EXERCISE INSTRUCTIONS
For the data below, work out how many lines contain the word "人说好风光" and supply only that number.

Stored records

○ ○ ○

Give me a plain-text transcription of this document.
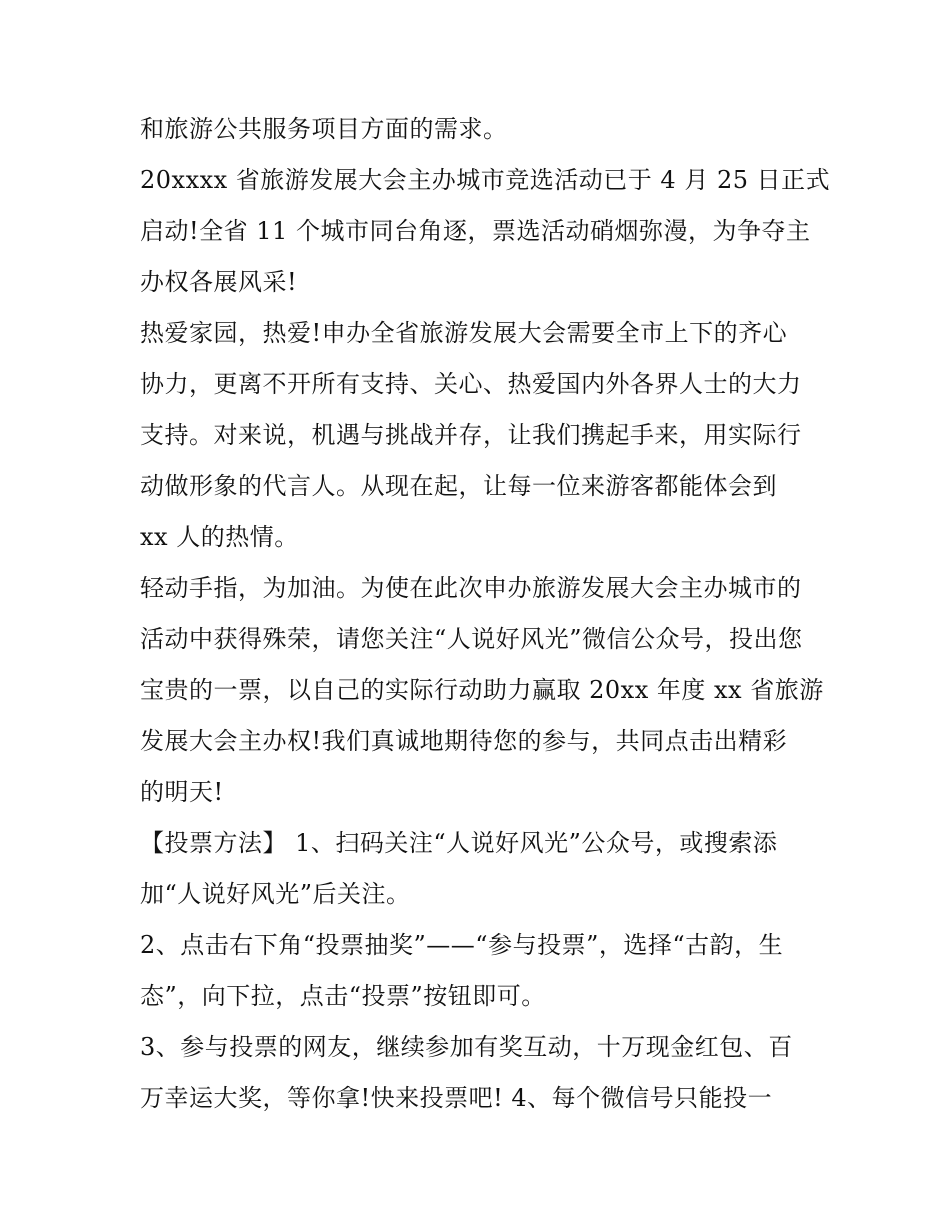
和旅游公共服务项目方面的需求。
20xxxx 省旅游发展大会主办城市竞选活动已于 4 月 25 日正式
启动!全省 11 个城市同台角逐，票选活动硝烟弥漫，为争夺主
办权各展风采!
热爱家园，热爱!申办全省旅游发展大会需要全市上下的齐心
协力，更离不开所有支持、关心、热爱国内外各界人士的大力
支持。对来说，机遇与挑战并存，让我们携起手来，用实际行
动做形象的代言人。从现在起，让每一位来游客都能体会到
xx 人的热情。
轻动手指，为加油。为使在此次申办旅游发展大会主办城市的
活动中获得殊荣，请您关注“人说好风光”微信公众号，投出您
宝贵的一票，以自己的实际行动助力赢取 20xx 年度 xx 省旅游
发展大会主办权!我们真诚地期待您的参与，共同点击出精彩
的明天!
【投票方法】 1、扫码关注“人说好风光”公众号，或搜索添
加“人说好风光”后关注。
2、点击右下角“投票抽奖”——“参与投票”，选择“古韵，生
态”，向下拉，点击“投票”按钮即可。
3、参与投票的网友，继续参加有奖互动，十万现金红包、百
万幸运大奖，等你拿!快来投票吧! 4、每个微信号只能投一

○ ○ ○

REPLY
3